* Written problem *
Your task is to give the data again, exactly, with every line intact.

(Dataset entries on figures)
----------------------------------------
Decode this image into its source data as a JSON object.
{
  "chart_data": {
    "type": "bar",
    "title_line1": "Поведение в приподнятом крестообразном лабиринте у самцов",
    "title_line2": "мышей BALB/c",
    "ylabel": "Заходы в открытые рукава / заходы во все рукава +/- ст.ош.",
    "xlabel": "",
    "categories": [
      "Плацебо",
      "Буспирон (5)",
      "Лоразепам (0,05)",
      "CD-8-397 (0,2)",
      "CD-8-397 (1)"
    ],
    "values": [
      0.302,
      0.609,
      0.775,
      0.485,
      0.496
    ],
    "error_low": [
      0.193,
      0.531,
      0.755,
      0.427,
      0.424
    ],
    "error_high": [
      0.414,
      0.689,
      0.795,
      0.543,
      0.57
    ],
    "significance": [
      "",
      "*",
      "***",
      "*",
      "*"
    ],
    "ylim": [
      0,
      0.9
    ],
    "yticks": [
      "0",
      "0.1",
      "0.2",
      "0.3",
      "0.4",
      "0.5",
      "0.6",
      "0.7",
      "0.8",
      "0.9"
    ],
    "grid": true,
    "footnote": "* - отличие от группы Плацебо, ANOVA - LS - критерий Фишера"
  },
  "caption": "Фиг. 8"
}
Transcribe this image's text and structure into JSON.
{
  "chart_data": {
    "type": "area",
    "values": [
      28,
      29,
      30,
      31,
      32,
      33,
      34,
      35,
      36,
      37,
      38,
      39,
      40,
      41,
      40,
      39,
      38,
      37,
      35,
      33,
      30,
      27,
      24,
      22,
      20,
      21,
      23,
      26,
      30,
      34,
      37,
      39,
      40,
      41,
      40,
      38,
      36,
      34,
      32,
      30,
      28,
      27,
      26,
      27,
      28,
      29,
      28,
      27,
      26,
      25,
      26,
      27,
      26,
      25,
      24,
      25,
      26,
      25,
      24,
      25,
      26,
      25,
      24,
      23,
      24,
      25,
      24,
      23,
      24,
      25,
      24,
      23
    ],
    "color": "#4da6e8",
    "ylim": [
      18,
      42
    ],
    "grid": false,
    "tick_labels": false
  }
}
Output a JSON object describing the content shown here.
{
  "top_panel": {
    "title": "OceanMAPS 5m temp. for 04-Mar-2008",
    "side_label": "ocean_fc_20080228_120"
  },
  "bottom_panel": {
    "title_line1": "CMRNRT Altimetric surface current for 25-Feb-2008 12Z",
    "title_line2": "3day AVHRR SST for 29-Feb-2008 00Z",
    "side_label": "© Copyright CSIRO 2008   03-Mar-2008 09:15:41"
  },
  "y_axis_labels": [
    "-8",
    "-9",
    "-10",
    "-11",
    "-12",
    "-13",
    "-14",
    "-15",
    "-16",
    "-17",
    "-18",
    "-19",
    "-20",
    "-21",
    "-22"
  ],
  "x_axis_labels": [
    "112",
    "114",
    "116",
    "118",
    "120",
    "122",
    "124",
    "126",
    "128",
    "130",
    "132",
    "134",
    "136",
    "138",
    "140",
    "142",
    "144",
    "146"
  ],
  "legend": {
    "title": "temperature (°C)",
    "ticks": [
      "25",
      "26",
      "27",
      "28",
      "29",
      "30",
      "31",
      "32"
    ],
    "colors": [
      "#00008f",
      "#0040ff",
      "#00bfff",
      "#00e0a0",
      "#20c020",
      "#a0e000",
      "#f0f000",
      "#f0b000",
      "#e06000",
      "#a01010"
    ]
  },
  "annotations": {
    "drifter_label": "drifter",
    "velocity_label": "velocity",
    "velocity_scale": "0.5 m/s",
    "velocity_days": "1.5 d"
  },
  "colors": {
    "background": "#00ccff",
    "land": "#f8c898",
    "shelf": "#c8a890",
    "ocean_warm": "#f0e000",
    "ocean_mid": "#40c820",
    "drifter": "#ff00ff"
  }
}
----------------------------------------
* Reply to the task *
Decode this image into its source data as a JSON object.
{
  "chart_data": {
    "type": "bar",
    "title_line1": "Поведение в приподнятом крестообразном лабиринте у самцов",
    "title_line2": "мышей BALB/c",
    "ylabel": "Заходы в открытые рукава / заходы во все рукава +/- ст.ош.",
    "xlabel": "",
    "categories": [
      "Плацебо",
      "Буспирон (5)",
      "Лоразепам (0,05)",
      "CD-8-397 (0,2)",
      "CD-8-397 (1)"
    ],
    "values": [
      0.302,
      0.609,
      0.775,
      0.485,
      0.496
    ],
    "error_low": [
      0.193,
      0.531,
      0.755,
      0.427,
      0.424
    ],
    "error_high": [
      0.414,
      0.689,
      0.795,
      0.543,
      0.57
    ],
    "significance": [
      "",
      "*",
      "***",
      "*",
      "*"
    ],
    "ylim": [
      0,
      0.9
    ],
    "yticks": [
      "0",
      "0.1",
      "0.2",
      "0.3",
      "0.4",
      "0.5",
      "0.6",
      "0.7",
      "0.8",
      "0.9"
    ],
    "grid": true,
    "footnote": "* - отличие от группы Плацебо, ANOVA - LS - критерий Фишера"
  },
  "caption": "Фиг. 8"
}
Transcribe this image's text and structure into JSON.
{
  "chart_data": {
    "type": "area",
    "values": [
      28,
      29,
      30,
      31,
      32,
      33,
      34,
      35,
      36,
      37,
      38,
      39,
      40,
      41,
      40,
      39,
      38,
      37,
      35,
      33,
      30,
      27,
      24,
      22,
      20,
      21,
      23,
      26,
      30,
      34,
      37,
      39,
      40,
      41,
      40,
      38,
      36,
      34,
      32,
      30,
      28,
      27,
      26,
      27,
      28,
      29,
      28,
      27,
      26,
      25,
      26,
      27,
      26,
      25,
      24,
      25,
      26,
      25,
      24,
      25,
      26,
      25,
      24,
      23,
      24,
      25,
      24,
      23,
      24,
      25,
      24,
      23
    ],
    "color": "#4da6e8",
    "ylim": [
      18,
      42
    ],
    "grid": false,
    "tick_labels": false
  }
}
Output a JSON object describing the content shown here.
{
  "top_panel": {
    "title": "OceanMAPS 5m temp. for 04-Mar-2008",
    "side_label": "ocean_fc_20080228_120"
  },
  "bottom_panel": {
    "title_line1": "CMRNRT Altimetric surface current for 25-Feb-2008 12Z",
    "title_line2": "3day AVHRR SST for 29-Feb-2008 00Z",
    "side_label": "© Copyright CSIRO 2008   03-Mar-2008 09:15:41"
  },
  "y_axis_labels": [
    "-8",
    "-9",
    "-10",
    "-11",
    "-12",
    "-13",
    "-14",
    "-15",
    "-16",
    "-17",
    "-18",
    "-19",
    "-20",
    "-21",
    "-22"
  ],
  "x_axis_labels": [
    "112",
    "114",
    "116",
    "118",
    "120",
    "122",
    "124",
    "126",
    "128",
    "130",
    "132",
    "134",
    "136",
    "138",
    "140",
    "142",
    "144",
    "146"
  ],
  "legend": {
    "title": "temperature (°C)",
    "ticks": [
      "25",
      "26",
      "27",
      "28",
      "29",
      "30",
      "31",
      "32"
    ],
    "colors": [
      "#00008f",
      "#0040ff",
      "#00bfff",
      "#00e0a0",
      "#20c020",
      "#a0e000",
      "#f0f000",
      "#f0b000",
      "#e06000",
      "#a01010"
    ]
  },
  "annotations": {
    "drifter_label": "drifter",
    "velocity_label": "velocity",
    "velocity_scale": "0.5 m/s",
    "velocity_days": "1.5 d"
  },
  "colors": {
    "background": "#00ccff",
    "land": "#f8c898",
    "shelf": "#c8a890",
    "ocean_warm": "#f0e000",
    "ocean_mid": "#40c820",
    "drifter": "#ff00ff"
  }
}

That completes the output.